= EXERCISE AIM =
In the listing below, pick out lines with "河北巨鹿中学".

═══ RAW RECORDS ═══

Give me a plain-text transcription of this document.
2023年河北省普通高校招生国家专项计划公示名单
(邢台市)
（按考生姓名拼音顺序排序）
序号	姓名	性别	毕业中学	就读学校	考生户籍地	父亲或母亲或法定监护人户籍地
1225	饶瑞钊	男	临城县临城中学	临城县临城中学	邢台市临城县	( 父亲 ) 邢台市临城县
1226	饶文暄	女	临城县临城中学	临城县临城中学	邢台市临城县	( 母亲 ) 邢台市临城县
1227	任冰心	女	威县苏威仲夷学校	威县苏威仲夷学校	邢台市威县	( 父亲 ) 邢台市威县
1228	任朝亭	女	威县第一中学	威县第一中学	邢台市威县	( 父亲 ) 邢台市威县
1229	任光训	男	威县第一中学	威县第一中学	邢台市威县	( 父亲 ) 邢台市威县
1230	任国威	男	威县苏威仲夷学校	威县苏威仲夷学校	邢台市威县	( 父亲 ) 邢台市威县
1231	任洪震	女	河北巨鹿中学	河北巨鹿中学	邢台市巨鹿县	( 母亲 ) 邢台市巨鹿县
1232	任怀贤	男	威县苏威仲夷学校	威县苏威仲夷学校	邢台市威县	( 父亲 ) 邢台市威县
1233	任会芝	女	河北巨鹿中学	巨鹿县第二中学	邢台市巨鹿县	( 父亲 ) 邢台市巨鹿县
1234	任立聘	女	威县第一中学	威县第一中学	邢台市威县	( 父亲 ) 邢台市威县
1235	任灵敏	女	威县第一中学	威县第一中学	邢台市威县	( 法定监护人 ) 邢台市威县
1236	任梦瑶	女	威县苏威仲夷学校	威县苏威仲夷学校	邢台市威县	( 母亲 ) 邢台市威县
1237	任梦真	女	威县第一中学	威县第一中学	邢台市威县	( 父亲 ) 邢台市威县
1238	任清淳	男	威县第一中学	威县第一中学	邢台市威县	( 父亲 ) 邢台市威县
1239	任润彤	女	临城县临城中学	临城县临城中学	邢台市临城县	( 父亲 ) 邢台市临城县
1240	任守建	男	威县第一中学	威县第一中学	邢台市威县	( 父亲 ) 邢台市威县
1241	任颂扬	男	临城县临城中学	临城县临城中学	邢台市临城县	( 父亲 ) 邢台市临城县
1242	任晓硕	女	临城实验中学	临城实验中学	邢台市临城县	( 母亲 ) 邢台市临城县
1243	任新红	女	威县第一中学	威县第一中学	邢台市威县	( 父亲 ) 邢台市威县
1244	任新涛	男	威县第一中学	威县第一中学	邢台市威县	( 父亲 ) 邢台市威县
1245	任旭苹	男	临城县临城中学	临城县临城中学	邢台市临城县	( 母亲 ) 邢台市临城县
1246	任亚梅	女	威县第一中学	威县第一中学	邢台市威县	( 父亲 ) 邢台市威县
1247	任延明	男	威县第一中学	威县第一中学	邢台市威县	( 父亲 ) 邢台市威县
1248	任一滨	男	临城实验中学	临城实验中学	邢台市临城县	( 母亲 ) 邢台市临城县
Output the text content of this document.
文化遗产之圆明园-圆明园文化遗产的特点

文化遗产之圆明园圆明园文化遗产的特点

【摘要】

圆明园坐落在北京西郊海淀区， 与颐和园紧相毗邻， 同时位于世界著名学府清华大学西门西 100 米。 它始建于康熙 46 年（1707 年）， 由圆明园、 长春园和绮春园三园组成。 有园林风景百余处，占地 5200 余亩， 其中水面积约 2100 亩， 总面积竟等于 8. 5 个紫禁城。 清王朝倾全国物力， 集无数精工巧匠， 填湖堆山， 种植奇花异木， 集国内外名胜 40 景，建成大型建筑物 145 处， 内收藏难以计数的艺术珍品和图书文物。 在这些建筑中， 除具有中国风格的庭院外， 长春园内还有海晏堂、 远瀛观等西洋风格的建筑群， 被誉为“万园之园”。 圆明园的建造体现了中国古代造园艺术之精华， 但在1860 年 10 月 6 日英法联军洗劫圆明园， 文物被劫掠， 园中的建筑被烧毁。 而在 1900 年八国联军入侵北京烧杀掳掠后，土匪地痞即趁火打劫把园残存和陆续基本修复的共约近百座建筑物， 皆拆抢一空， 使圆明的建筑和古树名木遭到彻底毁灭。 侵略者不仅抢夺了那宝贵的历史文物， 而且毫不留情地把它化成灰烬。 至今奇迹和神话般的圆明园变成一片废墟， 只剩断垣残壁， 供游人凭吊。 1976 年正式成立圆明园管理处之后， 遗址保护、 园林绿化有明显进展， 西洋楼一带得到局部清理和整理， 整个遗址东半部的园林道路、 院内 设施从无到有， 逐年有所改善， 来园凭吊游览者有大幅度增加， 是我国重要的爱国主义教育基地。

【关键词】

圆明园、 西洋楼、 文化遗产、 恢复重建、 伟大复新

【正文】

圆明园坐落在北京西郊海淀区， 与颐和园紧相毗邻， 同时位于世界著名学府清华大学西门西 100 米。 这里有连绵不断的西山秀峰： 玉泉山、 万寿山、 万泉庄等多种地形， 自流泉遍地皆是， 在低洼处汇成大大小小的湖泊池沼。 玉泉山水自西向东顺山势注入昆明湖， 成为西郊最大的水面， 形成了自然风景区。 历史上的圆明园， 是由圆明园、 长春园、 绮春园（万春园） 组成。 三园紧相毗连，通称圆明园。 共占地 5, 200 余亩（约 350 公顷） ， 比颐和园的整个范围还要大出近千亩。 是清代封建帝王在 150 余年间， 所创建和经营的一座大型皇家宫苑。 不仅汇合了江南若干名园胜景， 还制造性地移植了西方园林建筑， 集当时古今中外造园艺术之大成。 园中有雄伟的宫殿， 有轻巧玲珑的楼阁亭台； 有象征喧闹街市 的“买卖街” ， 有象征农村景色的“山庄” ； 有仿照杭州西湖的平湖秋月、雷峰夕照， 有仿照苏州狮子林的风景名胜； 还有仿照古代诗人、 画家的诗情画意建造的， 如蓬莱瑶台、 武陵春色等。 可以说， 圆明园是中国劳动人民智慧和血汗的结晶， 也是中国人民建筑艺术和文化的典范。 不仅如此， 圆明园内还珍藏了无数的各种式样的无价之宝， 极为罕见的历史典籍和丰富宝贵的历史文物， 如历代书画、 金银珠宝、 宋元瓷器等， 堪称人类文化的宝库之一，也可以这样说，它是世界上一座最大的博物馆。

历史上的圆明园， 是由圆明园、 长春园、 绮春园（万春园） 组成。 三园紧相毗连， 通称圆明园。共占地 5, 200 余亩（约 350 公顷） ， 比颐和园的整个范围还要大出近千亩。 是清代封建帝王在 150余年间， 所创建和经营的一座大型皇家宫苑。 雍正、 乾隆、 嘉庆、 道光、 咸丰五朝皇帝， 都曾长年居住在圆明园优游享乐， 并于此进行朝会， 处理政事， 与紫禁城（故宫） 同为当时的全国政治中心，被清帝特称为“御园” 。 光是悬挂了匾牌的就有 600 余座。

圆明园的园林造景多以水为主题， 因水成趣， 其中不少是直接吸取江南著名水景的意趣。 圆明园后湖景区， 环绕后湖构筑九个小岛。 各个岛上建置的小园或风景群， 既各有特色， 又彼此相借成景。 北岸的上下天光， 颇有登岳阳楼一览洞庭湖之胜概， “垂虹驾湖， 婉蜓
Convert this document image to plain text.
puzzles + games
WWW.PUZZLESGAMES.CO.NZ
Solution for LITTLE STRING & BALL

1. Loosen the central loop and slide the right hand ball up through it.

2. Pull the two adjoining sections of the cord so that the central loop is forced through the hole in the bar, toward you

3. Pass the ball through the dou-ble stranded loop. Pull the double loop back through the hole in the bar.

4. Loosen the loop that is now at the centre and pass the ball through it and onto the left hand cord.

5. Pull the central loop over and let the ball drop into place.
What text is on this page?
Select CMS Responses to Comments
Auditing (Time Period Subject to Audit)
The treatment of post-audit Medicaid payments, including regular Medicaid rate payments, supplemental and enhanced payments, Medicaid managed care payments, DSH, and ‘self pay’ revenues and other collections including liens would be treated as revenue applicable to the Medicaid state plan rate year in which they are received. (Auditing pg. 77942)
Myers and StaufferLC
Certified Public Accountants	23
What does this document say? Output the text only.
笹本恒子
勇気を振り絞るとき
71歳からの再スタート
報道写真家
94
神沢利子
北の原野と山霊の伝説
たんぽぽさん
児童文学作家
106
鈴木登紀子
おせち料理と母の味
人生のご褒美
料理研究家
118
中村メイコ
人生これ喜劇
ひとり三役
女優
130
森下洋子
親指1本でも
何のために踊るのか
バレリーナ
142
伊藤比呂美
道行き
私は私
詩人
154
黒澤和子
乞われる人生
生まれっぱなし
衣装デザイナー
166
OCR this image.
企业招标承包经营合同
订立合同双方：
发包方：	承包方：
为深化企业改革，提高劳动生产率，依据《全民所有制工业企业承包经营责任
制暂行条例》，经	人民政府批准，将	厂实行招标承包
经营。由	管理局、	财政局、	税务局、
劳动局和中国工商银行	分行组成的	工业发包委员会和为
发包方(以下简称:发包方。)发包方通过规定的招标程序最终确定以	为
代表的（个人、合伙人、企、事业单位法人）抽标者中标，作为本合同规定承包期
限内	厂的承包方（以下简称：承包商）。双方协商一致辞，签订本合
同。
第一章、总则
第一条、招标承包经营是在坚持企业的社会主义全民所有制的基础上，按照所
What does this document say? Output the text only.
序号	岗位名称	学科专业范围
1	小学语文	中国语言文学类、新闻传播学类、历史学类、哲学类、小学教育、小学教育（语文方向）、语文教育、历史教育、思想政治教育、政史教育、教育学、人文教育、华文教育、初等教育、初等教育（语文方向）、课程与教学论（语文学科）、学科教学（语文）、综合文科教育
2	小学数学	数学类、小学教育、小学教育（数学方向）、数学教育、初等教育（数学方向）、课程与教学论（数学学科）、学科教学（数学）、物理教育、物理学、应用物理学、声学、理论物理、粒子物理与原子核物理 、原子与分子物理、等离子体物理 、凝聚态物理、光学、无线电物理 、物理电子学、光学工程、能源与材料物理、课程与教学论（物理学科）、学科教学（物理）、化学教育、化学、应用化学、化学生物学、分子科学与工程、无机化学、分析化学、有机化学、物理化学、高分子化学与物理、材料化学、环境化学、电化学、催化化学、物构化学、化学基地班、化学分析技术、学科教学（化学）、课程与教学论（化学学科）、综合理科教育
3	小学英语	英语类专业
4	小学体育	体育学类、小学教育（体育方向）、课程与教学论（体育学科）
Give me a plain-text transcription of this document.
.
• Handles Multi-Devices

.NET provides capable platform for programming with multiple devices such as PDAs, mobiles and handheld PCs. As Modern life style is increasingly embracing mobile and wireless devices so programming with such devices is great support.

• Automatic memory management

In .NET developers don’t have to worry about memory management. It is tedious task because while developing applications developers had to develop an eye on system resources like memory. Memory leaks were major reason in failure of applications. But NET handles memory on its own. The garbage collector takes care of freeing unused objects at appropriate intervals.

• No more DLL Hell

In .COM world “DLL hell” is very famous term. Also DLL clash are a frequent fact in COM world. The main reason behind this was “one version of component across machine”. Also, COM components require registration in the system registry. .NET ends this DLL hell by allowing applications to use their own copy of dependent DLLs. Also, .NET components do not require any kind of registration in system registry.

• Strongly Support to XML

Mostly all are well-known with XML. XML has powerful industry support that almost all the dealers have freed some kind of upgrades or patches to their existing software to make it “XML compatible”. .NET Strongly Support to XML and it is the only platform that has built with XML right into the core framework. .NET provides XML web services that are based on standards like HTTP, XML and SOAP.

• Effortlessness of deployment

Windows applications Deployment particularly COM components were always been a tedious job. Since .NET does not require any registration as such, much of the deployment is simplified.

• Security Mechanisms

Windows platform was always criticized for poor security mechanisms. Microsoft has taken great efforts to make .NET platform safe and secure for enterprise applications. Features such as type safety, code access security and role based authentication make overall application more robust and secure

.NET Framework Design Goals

═══

= ANSWER FOR THIS EXERCISE =
1231	任洪震	女	河北巨鹿中学	河北巨鹿中学	邢台市巨鹿县	( 母亲 ) 邢台市巨鹿县
1233	任会芝	女	河北巨鹿中学	巨鹿县第二中学	邢台市巨鹿县	( 父亲 ) 邢台市巨鹿县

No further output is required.